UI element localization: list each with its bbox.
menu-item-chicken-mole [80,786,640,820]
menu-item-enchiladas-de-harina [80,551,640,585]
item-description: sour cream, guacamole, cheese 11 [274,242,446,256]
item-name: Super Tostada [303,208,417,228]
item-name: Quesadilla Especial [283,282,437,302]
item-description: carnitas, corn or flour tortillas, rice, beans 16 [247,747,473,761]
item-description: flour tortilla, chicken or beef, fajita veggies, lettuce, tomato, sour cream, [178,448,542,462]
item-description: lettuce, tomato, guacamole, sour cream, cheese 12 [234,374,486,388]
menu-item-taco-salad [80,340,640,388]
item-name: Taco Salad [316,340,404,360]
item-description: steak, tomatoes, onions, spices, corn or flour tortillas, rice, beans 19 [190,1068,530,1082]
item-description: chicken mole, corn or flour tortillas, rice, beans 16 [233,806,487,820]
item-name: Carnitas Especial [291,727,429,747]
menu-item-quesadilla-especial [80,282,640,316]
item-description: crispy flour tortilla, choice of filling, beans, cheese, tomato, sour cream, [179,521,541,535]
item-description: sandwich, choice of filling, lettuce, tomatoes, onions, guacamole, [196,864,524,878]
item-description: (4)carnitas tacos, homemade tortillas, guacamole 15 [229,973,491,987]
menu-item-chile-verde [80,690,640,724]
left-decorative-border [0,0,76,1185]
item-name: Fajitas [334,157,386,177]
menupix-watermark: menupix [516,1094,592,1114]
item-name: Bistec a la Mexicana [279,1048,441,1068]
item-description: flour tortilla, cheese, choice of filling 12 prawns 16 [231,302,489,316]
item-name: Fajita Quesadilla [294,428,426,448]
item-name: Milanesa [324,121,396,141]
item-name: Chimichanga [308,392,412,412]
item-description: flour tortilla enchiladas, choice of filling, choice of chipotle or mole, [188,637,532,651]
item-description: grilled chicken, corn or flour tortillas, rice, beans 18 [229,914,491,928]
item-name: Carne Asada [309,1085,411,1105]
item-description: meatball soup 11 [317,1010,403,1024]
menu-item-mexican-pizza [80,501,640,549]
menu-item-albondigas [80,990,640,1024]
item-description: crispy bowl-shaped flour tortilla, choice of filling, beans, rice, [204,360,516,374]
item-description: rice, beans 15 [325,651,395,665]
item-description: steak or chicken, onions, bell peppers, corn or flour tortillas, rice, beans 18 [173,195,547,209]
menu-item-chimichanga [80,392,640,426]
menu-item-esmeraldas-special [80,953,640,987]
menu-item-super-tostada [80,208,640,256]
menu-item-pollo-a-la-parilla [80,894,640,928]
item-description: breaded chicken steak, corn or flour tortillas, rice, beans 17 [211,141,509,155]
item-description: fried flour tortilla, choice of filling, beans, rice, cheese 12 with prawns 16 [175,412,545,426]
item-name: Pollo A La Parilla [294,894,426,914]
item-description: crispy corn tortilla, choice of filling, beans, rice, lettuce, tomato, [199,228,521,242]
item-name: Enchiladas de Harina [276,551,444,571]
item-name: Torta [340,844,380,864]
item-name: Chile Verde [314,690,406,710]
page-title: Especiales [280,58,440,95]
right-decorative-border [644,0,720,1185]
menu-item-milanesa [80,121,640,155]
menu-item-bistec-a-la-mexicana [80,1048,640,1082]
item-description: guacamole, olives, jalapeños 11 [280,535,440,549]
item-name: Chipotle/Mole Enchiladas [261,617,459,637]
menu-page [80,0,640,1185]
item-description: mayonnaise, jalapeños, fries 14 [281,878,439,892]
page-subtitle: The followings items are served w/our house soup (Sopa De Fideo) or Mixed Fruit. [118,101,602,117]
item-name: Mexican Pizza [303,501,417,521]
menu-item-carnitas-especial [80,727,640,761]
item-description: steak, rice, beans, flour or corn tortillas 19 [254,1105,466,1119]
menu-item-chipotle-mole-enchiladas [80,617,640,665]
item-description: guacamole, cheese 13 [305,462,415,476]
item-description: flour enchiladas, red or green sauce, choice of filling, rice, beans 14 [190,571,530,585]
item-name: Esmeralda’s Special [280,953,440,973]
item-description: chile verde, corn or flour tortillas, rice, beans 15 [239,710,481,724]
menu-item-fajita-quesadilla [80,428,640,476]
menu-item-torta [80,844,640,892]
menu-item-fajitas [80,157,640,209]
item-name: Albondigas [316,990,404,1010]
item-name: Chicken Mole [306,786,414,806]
******
-- WHAT THE TASK ASKS --
Update the lines from the first one through the line containing "item-description: carnitas, corn", changing "item-description" to "dish-description" and leaving everything else as it is.

-- ANSWER TO THIS EXERCISE --
UI element localization: list each with its bbox.
menu-item-chicken-mole [80,786,640,820]
menu-item-enchiladas-de-harina [80,551,640,585]
dish-description: sour cream, guacamole, cheese 11 [274,242,446,256]
item-name: Super Tostada [303,208,417,228]
item-name: Quesadilla Especial [283,282,437,302]
dish-description: carnitas, corn or flour tortillas, rice, beans 16 [247,747,473,761]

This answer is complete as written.